*** Data for this task

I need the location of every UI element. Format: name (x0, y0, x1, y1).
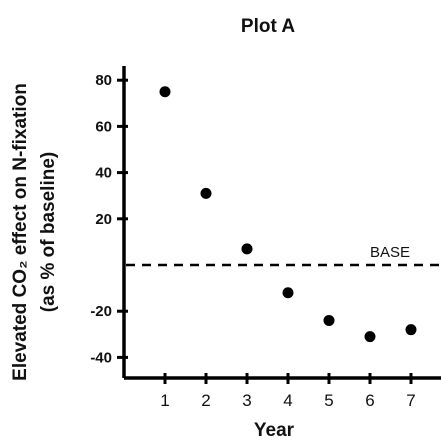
y-tick-label: 80 (95, 72, 112, 89)
x-tick-label: 3 (242, 391, 251, 410)
x-tick-label: 6 (365, 391, 374, 410)
x-tick-label: 4 (283, 391, 292, 410)
y-axis-label-line2: (as % of baseline) (38, 152, 59, 313)
x-tick-label: 2 (201, 391, 210, 410)
y-tick-label: 20 (95, 211, 112, 228)
data-point (241, 243, 253, 255)
data-point (159, 86, 171, 98)
x-tick-label: 7 (406, 391, 415, 410)
x-tick-label: 1 (160, 391, 169, 410)
data-point (200, 187, 212, 199)
data-point (364, 331, 376, 343)
data-point (282, 287, 294, 299)
x-axis-label: Year (254, 420, 295, 441)
data-points (159, 86, 417, 343)
data-point (405, 324, 417, 336)
chart-title: Plot A (241, 16, 295, 37)
y-tick-label: 60 (95, 118, 112, 135)
y-tick-label: -20 (90, 303, 112, 320)
y-axis-label: Elevated CO₂ effect on N-fixation (as % … (10, 83, 59, 381)
y-tick-label: -40 (90, 349, 112, 366)
reference-line-label: BASE (370, 244, 410, 261)
y-axis-label-line1: Elevated CO₂ effect on N-fixation (10, 83, 31, 381)
y-ticks: 80 60 40 20 -20 -40 (90, 72, 128, 366)
y-tick-label: 40 (95, 165, 112, 182)
x-tick-label: 5 (324, 391, 333, 410)
data-point (323, 314, 335, 326)
x-ticks: 1 2 3 4 5 6 7 (160, 373, 416, 410)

******

## [Task]
Reproduce the listing above with each "x-tick-label" replaced by "x-axis-tick" and everything else unchanged, omitting the pictures.

## [Full answer]
I need the location of every UI element. Format: name (x0, y0, x1, y1).
y-tick-label: 80 (95, 72, 112, 89)
x-axis-tick: 3 (242, 391, 251, 410)
x-axis-tick: 6 (365, 391, 374, 410)
x-axis-tick: 4 (283, 391, 292, 410)
y-axis-label-line2: (as % of baseline) (38, 152, 59, 313)
x-axis-tick: 2 (201, 391, 210, 410)
y-tick-label: 20 (95, 211, 112, 228)
data-point (241, 243, 253, 255)
data-point (159, 86, 171, 98)
x-axis-tick: 7 (406, 391, 415, 410)
x-axis-tick: 1 (160, 391, 169, 410)
data-point (200, 187, 212, 199)
data-point (364, 331, 376, 343)
data-point (282, 287, 294, 299)
x-axis-label: Year (254, 420, 295, 441)
data-points (159, 86, 417, 343)
data-point (405, 324, 417, 336)
chart-title: Plot A (241, 16, 295, 37)
y-tick-label: 60 (95, 118, 112, 135)
y-tick-label: -20 (90, 303, 112, 320)
y-axis-label: Elevated CO₂ effect on N-fixation (as % … (10, 83, 59, 381)
y-tick-label: -40 (90, 349, 112, 366)
reference-line-label: BASE (370, 244, 410, 261)
y-axis-label-line1: Elevated CO₂ effect on N-fixation (10, 83, 31, 381)
y-ticks: 80 60 40 20 -20 -40 (90, 72, 128, 366)
y-tick-label: 40 (95, 165, 112, 182)
x-axis-tick: 5 (324, 391, 333, 410)
data-point (323, 314, 335, 326)
x-ticks: 1 2 3 4 5 6 7 (160, 373, 416, 410)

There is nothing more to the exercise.